- The request: Every record that follows should be printed verbatim.

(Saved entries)
__________________________________________________

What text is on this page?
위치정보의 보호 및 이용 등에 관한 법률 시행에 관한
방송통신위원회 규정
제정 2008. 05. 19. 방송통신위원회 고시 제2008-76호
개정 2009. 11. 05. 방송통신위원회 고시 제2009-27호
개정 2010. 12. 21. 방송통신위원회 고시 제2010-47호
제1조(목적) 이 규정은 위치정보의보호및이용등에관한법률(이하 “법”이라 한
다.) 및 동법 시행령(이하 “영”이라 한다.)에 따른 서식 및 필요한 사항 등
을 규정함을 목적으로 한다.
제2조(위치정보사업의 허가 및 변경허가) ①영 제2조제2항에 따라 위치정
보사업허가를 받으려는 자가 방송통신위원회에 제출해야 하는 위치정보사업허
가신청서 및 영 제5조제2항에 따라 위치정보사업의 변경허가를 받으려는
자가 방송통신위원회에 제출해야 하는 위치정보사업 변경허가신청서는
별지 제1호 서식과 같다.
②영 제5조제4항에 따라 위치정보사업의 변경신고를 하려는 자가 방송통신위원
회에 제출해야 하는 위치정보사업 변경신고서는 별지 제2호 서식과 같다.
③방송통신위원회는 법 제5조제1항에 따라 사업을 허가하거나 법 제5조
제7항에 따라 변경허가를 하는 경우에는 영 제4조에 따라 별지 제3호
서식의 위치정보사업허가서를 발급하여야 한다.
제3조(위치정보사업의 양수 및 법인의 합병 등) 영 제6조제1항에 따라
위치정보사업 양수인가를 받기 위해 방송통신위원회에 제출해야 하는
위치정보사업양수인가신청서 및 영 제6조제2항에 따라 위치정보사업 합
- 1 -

__________________________________________________

- Answer for this exercise:
What text is on this page?
위치정보의 보호 및 이용 등에 관한 법률 시행에 관한
방송통신위원회 규정
제정 2008. 05. 19. 방송통신위원회 고시 제2008-76호
개정 2009. 11. 05. 방송통신위원회 고시 제2009-27호
개정 2010. 12. 21. 방송통신위원회 고시 제2010-47호
제1조(목적) 이 규정은 위치정보의보호및이용등에관한법률(이하 “법”이라 한
다.) 및 동법 시행령(이하 “영”이라 한다.)에 따른 서식 및 필요한 사항 등
을 규정함을 목적으로 한다.
제2조(위치정보사업의 허가 및 변경허가) ①영 제2조제2항에 따라 위치정
보사업허가를 받으려는 자가 방송통신위원회에 제출해야 하는 위치정보사업허
가신청서 및 영 제5조제2항에 따라 위치정보사업의 변경허가를 받으려는
자가 방송통신위원회에 제출해야 하는 위치정보사업 변경허가신청서는
별지 제1호 서식과 같다.
②영 제5조제4항에 따라 위치정보사업의 변경신고를 하려는 자가 방송통신위원
회에 제출해야 하는 위치정보사업 변경신고서는 별지 제2호 서식과 같다.
③방송통신위원회는 법 제5조제1항에 따라 사업을 허가하거나 법 제5조
제7항에 따라 변경허가를 하는 경우에는 영 제4조에 따라 별지 제3호
서식의 위치정보사업허가서를 발급하여야 한다.
제3조(위치정보사업의 양수 및 법인의 합병 등) 영 제6조제1항에 따라
위치정보사업 양수인가를 받기 위해 방송통신위원회에 제출해야 하는
위치정보사업양수인가신청서 및 영 제6조제2항에 따라 위치정보사업 합
- 1 -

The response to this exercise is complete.